> Available data
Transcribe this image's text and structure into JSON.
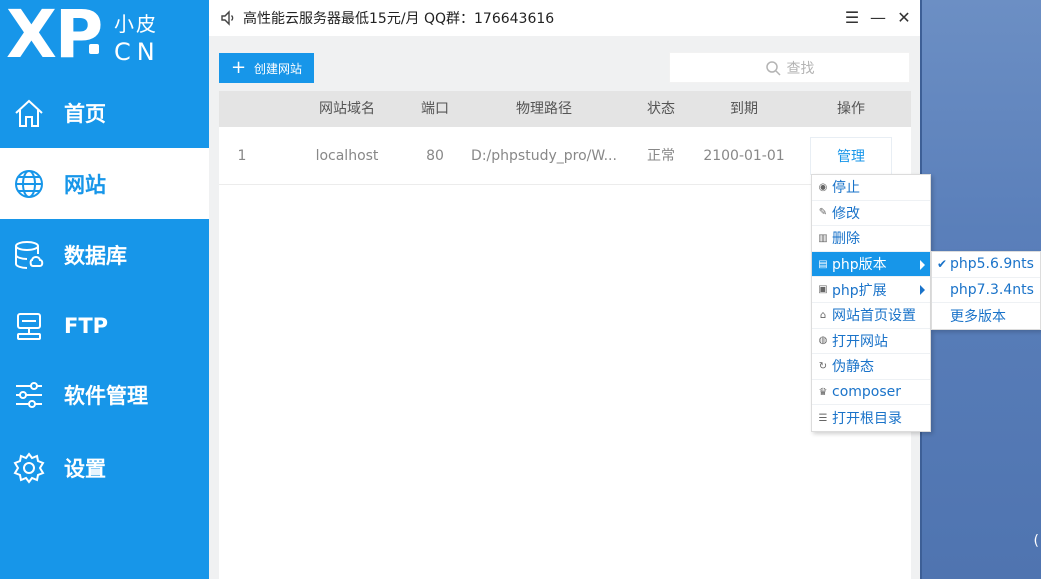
{
  "logo": {
    "main": "XP",
    "cn_top": "小皮",
    "cn_bottom": "CN"
  },
  "sidebar": {
    "items": [
      {
        "label": "首页",
        "icon": "home-icon"
      },
      {
        "label": "网站",
        "icon": "globe-icon",
        "active": true
      },
      {
        "label": "数据库",
        "icon": "database-icon"
      },
      {
        "label": "FTP",
        "icon": "server-icon"
      },
      {
        "label": "软件管理",
        "icon": "sliders-icon"
      },
      {
        "label": "设置",
        "icon": "gear-icon"
      }
    ]
  },
  "titlebar": {
    "notice": "高性能云服务器最低15元/月  QQ群：176643616",
    "buttons": {
      "menu": "☰",
      "minimize": "—",
      "close": "✕"
    }
  },
  "toolbar": {
    "create_label": "创建网站",
    "search_placeholder": "查找"
  },
  "table": {
    "headers": [
      "网站域名",
      "端口",
      "物理路径",
      "状态",
      "到期",
      "操作"
    ],
    "rows": [
      {
        "index": "1",
        "domain": "localhost",
        "port": "80",
        "path": "D:/phpstudy_pro/W...",
        "status": "正常",
        "expire": "2100-01-01",
        "action": "管理"
      }
    ]
  },
  "context_menu": {
    "items": [
      {
        "label": "停止",
        "icon": "stop-icon"
      },
      {
        "label": "修改",
        "icon": "edit-icon"
      },
      {
        "label": "删除",
        "icon": "trash-icon"
      },
      {
        "label": "php版本",
        "icon": "php-icon",
        "submenu": true,
        "highlighted": true
      },
      {
        "label": "php扩展",
        "icon": "extension-icon",
        "submenu": true
      },
      {
        "label": "网站首页设置",
        "icon": "home-small-icon"
      },
      {
        "label": "打开网站",
        "icon": "globe-small-icon"
      },
      {
        "label": "伪静态",
        "icon": "refresh-icon"
      },
      {
        "label": "composer",
        "icon": "composer-icon"
      },
      {
        "label": "打开根目录",
        "icon": "list-icon"
      }
    ]
  },
  "php_submenu": {
    "items": [
      {
        "label": "php5.6.9nts",
        "checked": true
      },
      {
        "label": "php7.3.4nts",
        "checked": false
      },
      {
        "label": "更多版本",
        "checked": false
      }
    ]
  },
  "colors": {
    "primary": "#1796e9",
    "link": "#1a73c9",
    "header_bg": "#e4e4e4"
  }
}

> Problem
Print each record exactly as it stands, leaving the images out.

> Right answer
Transcribe this image's text and structure into JSON.
{
  "logo": {
    "main": "XP",
    "cn_top": "小皮",
    "cn_bottom": "CN"
  },
  "sidebar": {
    "items": [
      {
        "label": "首页",
        "icon": "home-icon"
      },
      {
        "label": "网站",
        "icon": "globe-icon",
        "active": true
      },
      {
        "label": "数据库",
        "icon": "database-icon"
      },
      {
        "label": "FTP",
        "icon": "server-icon"
      },
      {
        "label": "软件管理",
        "icon": "sliders-icon"
      },
      {
        "label": "设置",
        "icon": "gear-icon"
      }
    ]
  },
  "titlebar": {
    "notice": "高性能云服务器最低15元/月  QQ群：176643616",
    "buttons": {
      "menu": "☰",
      "minimize": "—",
      "close": "✕"
    }
  },
  "toolbar": {
    "create_label": "创建网站",
    "search_placeholder": "查找"
  },
  "table": {
    "headers": [
      "网站域名",
      "端口",
      "物理路径",
      "状态",
      "到期",
      "操作"
    ],
    "rows": [
      {
        "index": "1",
        "domain": "localhost",
        "port": "80",
        "path": "D:/phpstudy_pro/W...",
        "status": "正常",
        "expire": "2100-01-01",
        "action": "管理"
      }
    ]
  },
  "context_menu": {
    "items": [
      {
        "label": "停止",
        "icon": "stop-icon"
      },
      {
        "label": "修改",
        "icon": "edit-icon"
      },
      {
        "label": "删除",
        "icon": "trash-icon"
      },
      {
        "label": "php版本",
        "icon": "php-icon",
        "submenu": true,
        "highlighted": true
      },
      {
        "label": "php扩展",
        "icon": "extension-icon",
        "submenu": true
      },
      {
        "label": "网站首页设置",
        "icon": "home-small-icon"
      },
      {
        "label": "打开网站",
        "icon": "globe-small-icon"
      },
      {
        "label": "伪静态",
        "icon": "refresh-icon"
      },
      {
        "label": "composer",
        "icon": "composer-icon"
      },
      {
        "label": "打开根目录",
        "icon": "list-icon"
      }
    ]
  },
  "php_submenu": {
    "items": [
      {
        "label": "php5.6.9nts",
        "checked": true
      },
      {
        "label": "php7.3.4nts",
        "checked": false
      },
      {
        "label": "更多版本",
        "checked": false
      }
    ]
  },
  "colors": {
    "primary": "#1796e9",
    "link": "#1a73c9",
    "header_bg": "#e4e4e4"
  }
}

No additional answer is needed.